● What the task asks:
Duplicate the data below from the beginning through the line that contains "nav-explore[interactable]: EXPLORE bbox=[270, 2055, 540, 2152]", reproducing each line verbatim and including that final line.

Annotated element listings
+ + + + + + +
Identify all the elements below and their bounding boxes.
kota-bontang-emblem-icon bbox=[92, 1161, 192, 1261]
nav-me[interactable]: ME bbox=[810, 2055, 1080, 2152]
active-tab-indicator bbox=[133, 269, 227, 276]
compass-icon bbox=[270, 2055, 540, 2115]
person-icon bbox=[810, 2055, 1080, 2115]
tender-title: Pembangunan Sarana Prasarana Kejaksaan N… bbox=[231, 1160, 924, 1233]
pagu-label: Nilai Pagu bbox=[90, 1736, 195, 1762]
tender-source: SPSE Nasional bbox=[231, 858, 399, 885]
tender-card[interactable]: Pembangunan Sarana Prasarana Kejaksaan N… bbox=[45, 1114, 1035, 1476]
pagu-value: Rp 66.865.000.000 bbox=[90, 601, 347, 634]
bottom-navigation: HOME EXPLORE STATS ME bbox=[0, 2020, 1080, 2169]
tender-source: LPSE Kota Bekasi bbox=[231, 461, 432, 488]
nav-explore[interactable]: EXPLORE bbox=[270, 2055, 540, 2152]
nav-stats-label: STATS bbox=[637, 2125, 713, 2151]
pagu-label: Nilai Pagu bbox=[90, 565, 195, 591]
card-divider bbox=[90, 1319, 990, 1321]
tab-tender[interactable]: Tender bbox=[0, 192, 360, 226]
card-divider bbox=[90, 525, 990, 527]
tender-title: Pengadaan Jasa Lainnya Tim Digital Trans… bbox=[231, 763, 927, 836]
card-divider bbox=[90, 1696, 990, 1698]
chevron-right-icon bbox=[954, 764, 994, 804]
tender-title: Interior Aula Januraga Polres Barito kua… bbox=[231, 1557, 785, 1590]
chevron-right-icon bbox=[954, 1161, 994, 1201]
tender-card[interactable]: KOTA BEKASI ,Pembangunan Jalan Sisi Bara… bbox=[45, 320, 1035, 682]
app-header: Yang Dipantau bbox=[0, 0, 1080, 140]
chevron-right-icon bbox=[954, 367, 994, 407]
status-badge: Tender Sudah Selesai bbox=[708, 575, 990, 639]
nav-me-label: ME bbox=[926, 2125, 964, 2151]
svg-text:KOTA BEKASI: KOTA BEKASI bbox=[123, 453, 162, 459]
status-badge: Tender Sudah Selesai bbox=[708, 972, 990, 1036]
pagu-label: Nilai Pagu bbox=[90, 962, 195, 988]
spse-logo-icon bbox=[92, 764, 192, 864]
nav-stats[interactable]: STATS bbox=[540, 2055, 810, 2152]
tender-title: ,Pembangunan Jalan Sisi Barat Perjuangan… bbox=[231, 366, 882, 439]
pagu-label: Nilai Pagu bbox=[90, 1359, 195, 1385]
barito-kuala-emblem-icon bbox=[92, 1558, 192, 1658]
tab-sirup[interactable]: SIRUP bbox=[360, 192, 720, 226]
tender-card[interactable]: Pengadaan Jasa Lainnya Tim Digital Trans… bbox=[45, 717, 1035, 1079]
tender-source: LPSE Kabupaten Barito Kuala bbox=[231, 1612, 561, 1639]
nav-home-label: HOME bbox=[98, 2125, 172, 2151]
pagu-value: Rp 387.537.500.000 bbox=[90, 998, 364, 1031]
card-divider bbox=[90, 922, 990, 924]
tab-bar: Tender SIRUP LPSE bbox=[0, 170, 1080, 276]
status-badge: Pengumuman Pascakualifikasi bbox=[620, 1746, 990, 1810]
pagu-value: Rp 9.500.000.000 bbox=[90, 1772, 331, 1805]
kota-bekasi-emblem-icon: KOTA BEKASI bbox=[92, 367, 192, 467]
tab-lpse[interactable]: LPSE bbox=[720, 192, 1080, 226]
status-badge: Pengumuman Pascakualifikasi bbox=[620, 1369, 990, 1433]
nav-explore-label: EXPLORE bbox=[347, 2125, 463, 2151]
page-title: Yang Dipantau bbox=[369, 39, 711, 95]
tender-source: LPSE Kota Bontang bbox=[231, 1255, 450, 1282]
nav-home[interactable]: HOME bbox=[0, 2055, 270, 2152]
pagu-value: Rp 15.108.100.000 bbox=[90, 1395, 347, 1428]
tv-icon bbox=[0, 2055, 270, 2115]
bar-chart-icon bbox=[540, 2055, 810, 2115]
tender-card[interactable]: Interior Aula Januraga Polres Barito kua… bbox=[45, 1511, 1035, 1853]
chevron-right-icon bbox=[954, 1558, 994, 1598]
+ + + + + + +
● Written solution:
Identify all the elements below and their bounding boxes.
kota-bontang-emblem-icon bbox=[92, 1161, 192, 1261]
nav-me[interactable]: ME bbox=[810, 2055, 1080, 2152]
active-tab-indicator bbox=[133, 269, 227, 276]
compass-icon bbox=[270, 2055, 540, 2115]
person-icon bbox=[810, 2055, 1080, 2115]
tender-title: Pembangunan Sarana Prasarana Kejaksaan N… bbox=[231, 1160, 924, 1233]
pagu-label: Nilai Pagu bbox=[90, 1736, 195, 1762]
tender-source: SPSE Nasional bbox=[231, 858, 399, 885]
tender-card[interactable]: Pembangunan Sarana Prasarana Kejaksaan N… bbox=[45, 1114, 1035, 1476]
pagu-value: Rp 66.865.000.000 bbox=[90, 601, 347, 634]
bottom-navigation: HOME EXPLORE STATS ME bbox=[0, 2020, 1080, 2169]
tender-source: LPSE Kota Bekasi bbox=[231, 461, 432, 488]
nav-explore[interactable]: EXPLORE bbox=[270, 2055, 540, 2152]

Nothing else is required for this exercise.